Part of a data file —
▬▬▬▬▬▬▬▬▬▬

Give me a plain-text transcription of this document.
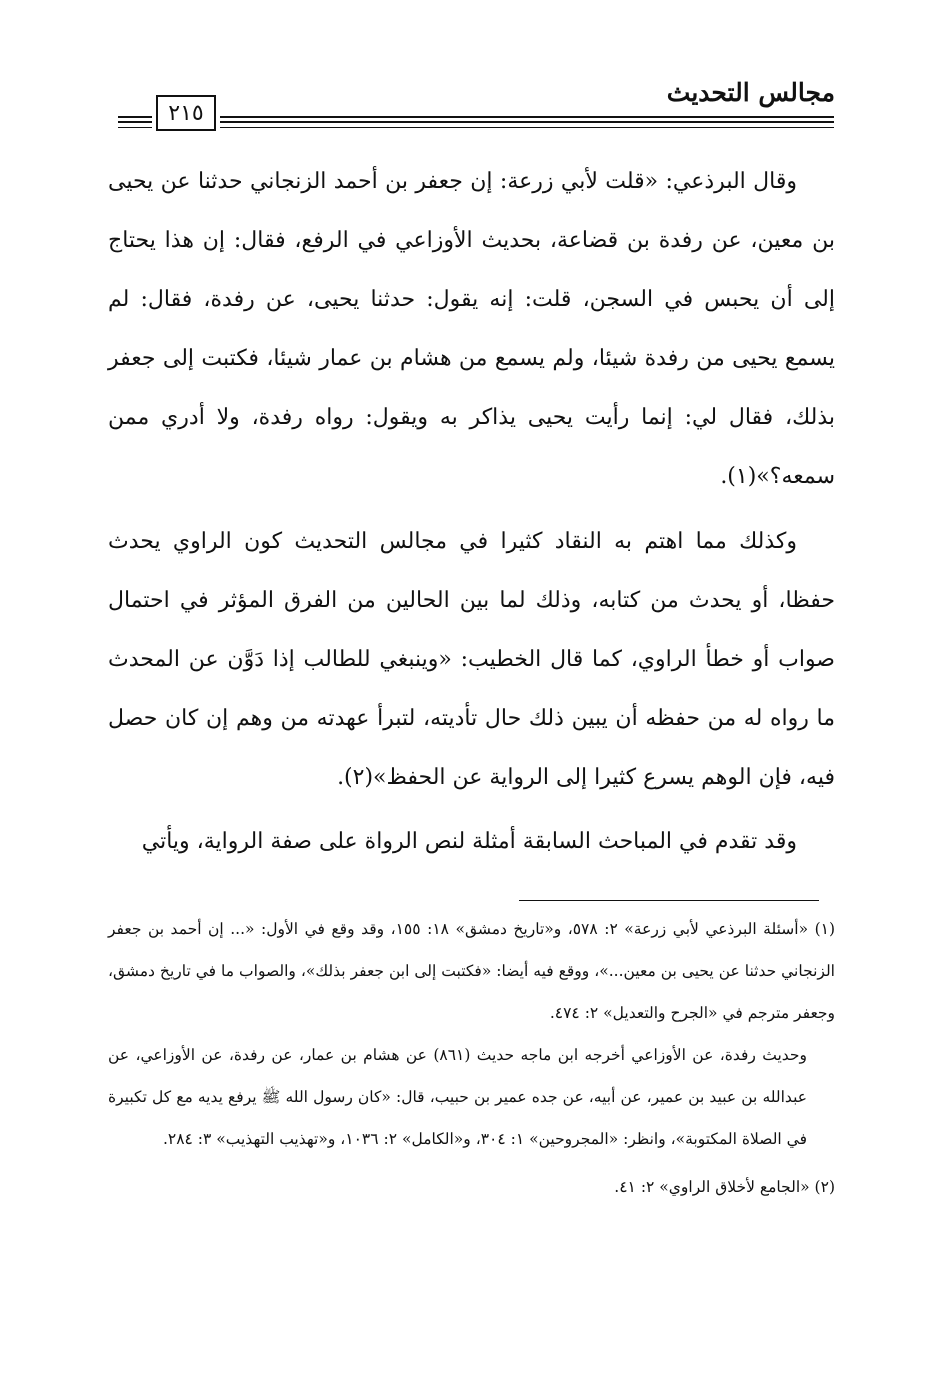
مجالس التحديث
٢١٥

وقال البرذعي: «قلت لأبي زرعة: إن جعفر بن أحمد الزنجاني حدثنا عن يحيى بن معين، عن رفدة بن قضاعة، بحديث الأوزاعي في الرفع، فقال: إن هذا يحتاج إلى أن يحبس في السجن، قلت: إنه يقول: حدثنا يحيى، عن رفدة، فقال: لم يسمع يحيى من رفدة شيئا، ولم يسمع من هشام بن عمار شيئا، فكتبت إلى جعفر بذلك، فقال لي: إنما رأيت يحيى يذاكر به ويقول: رواه رفدة، ولا أدري ممن سمعه؟»(١).

وكذلك مما اهتم به النقاد كثيرا في مجالس التحديث كون الراوي يحدث حفظا، أو يحدث من كتابه، وذلك لما بين الحالين من الفرق المؤثر في احتمال صواب أو خطأ الراوي، كما قال الخطيب: «وينبغي للطالب إذا دَوَّن عن المحدث ما رواه له من حفظه أن يبين ذلك حال تأديته، لتبرأ عهدته من وهم إن كان حصل فيه، فإن الوهم يسرع كثيرا إلى الرواية عن الحفظ»(٢).

وقد تقدم في المباحث السابقة أمثلة لنص الرواة على صفة الرواية، ويأتي

(١) «أسئلة البرذعي لأبي زرعة» ٢: ٥٧٨، و«تاريخ دمشق» ١٨: ١٥٥، وقد وقع في الأول: «... إن أحمد بن جعفر الزنجاني حدثنا عن يحيى بن معين...»، ووقع فيه أيضا: «فكتبت إلى ابن جعفر بذلك»، والصواب ما في تاريخ دمشق، وجعفر مترجم في «الجرح والتعديل» ٢: ٤٧٤.

وحديث رفدة، عن الأوزاعي أخرجه ابن ماجه حديث (٨٦١) عن هشام بن عمار، عن رفدة، عن الأوزاعي، عن عبدالله بن عبيد بن عمير، عن أبيه، عن جده عمير بن حبيب، قال: «كان رسول الله ﷺ يرفع يديه مع كل تكبيرة في الصلاة المكتوبة»، وانظر: «المجروحين» ١: ٣٠٤، و«الكامل» ٢: ١٠٣٦، و«تهذيب التهذيب» ٣: ٢٨٤.

(٢) «الجامع لأخلاق الراوي» ٢: ٤١.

▬▬▬▬▬▬▬▬▬▬

What to work on —
Each line that has the word "فكتبت" counts once. How many such lines are in the data? Give the number alone.

Response to this exercise —
2